= Requirement =
Repeat the records verbatim and leave the pictures out of your copy.

-- Start --

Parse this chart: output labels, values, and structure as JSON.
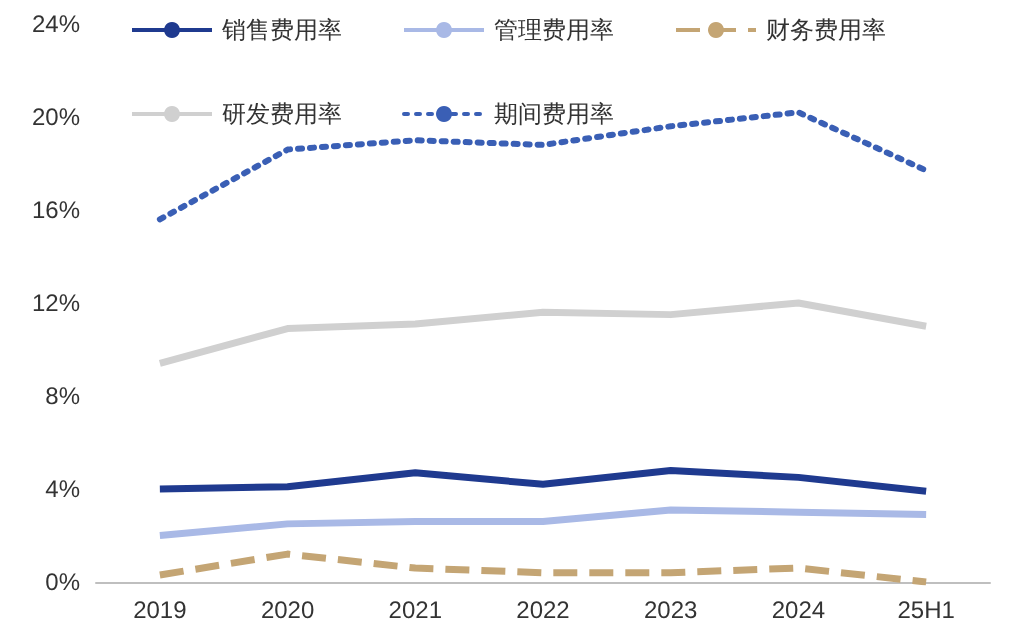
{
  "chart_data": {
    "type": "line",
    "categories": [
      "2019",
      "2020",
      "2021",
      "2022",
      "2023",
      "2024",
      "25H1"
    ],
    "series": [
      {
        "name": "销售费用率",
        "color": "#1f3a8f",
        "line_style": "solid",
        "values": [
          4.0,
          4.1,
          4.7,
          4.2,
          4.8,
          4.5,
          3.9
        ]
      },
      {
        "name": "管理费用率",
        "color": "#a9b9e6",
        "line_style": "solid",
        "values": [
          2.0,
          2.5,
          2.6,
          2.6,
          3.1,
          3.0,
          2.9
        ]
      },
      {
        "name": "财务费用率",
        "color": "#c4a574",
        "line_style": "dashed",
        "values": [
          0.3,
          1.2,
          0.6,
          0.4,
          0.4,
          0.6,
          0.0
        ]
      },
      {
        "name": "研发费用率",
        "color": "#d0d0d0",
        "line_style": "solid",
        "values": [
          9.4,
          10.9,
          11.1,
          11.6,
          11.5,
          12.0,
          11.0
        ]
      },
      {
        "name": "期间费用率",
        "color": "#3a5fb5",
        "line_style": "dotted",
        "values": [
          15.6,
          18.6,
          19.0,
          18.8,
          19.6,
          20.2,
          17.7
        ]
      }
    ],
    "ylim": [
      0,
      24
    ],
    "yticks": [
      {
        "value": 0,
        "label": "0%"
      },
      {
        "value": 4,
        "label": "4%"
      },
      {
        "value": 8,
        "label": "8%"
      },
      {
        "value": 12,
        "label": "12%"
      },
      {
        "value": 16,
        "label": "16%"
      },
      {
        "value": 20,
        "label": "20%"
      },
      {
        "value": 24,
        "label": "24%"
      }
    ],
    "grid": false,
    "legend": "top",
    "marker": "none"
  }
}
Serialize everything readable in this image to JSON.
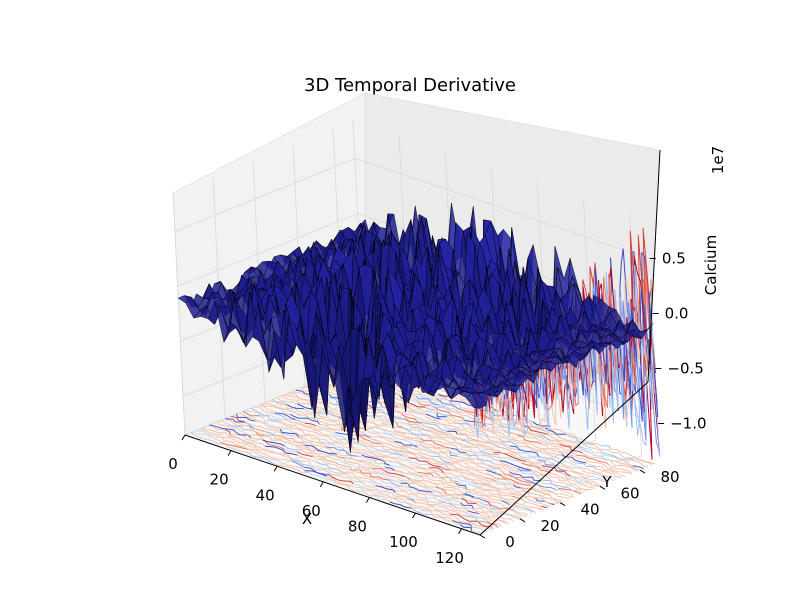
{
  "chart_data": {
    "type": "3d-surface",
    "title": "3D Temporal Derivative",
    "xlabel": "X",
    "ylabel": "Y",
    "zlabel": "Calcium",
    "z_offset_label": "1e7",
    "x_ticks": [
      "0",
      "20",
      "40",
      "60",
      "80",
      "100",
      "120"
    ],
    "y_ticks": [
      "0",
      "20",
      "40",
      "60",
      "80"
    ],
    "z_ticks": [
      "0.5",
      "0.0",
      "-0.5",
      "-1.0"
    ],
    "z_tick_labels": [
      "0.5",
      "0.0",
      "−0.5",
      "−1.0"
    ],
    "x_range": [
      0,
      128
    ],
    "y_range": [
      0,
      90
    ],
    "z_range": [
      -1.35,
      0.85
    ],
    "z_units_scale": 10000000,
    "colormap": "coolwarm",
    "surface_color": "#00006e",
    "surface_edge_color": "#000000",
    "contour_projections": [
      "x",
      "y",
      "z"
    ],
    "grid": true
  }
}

-- End --

= Result of this exercise =
Parse this chart: output labels, values, and structure as JSON.
{
  "chart_data": {
    "type": "line",
    "categories": [
      "2019",
      "2020",
      "2021",
      "2022",
      "2023",
      "2024",
      "25H1"
    ],
    "series": [
      {
        "name": "销售费用率",
        "color": "#1f3a8f",
        "line_style": "solid",
        "values": [
          4.0,
          4.1,
          4.7,
          4.2,
          4.8,
          4.5,
          3.9
        ]
      },
      {
        "name": "管理费用率",
        "color": "#a9b9e6",
        "line_style": "solid",
        "values": [
          2.0,
          2.5,
          2.6,
          2.6,
          3.1,
          3.0,
          2.9
        ]
      },
      {
        "name": "财务费用率",
        "color": "#c4a574",
        "line_style": "dashed",
        "values": [
          0.3,
          1.2,
          0.6,
          0.4,
          0.4,
          0.6,
          0.0
        ]
      },
      {
        "name": "研发费用率",
        "color": "#d0d0d0",
        "line_style": "solid",
        "values": [
          9.4,
          10.9,
          11.1,
          11.6,
          11.5,
          12.0,
          11.0
        ]
      },
      {
        "name": "期间费用率",
        "color": "#3a5fb5",
        "line_style": "dotted",
        "values": [
          15.6,
          18.6,
          19.0,
          18.8,
          19.6,
          20.2,
          17.7
        ]
      }
    ],
    "ylim": [
      0,
      24
    ],
    "yticks": [
      {
        "value": 0,
        "label": "0%"
      },
      {
        "value": 4,
        "label": "4%"
      },
      {
        "value": 8,
        "label": "8%"
      },
      {
        "value": 12,
        "label": "12%"
      },
      {
        "value": 16,
        "label": "16%"
      },
      {
        "value": 20,
        "label": "20%"
      },
      {
        "value": 24,
        "label": "24%"
      }
    ],
    "grid": false,
    "legend": "top",
    "marker": "none"
  }
}
Serialize everything readable in this image to JSON.
{
  "chart_data": {
    "type": "3d-surface",
    "title": "3D Temporal Derivative",
    "xlabel": "X",
    "ylabel": "Y",
    "zlabel": "Calcium",
    "z_offset_label": "1e7",
    "x_ticks": [
      "0",
      "20",
      "40",
      "60",
      "80",
      "100",
      "120"
    ],
    "y_ticks": [
      "0",
      "20",
      "40",
      "60",
      "80"
    ],
    "z_ticks": [
      "0.5",
      "0.0",
      "-0.5",
      "-1.0"
    ],
    "z_tick_labels": [
      "0.5",
      "0.0",
      "−0.5",
      "−1.0"
    ],
    "x_range": [
      0,
      128
    ],
    "y_range": [
      0,
      90
    ],
    "z_range": [
      -1.35,
      0.85
    ],
    "z_units_scale": 10000000,
    "colormap": "coolwarm",
    "surface_color": "#00006e",
    "surface_edge_color": "#000000",
    "contour_projections": [
      "x",
      "y",
      "z"
    ],
    "grid": true
  }
}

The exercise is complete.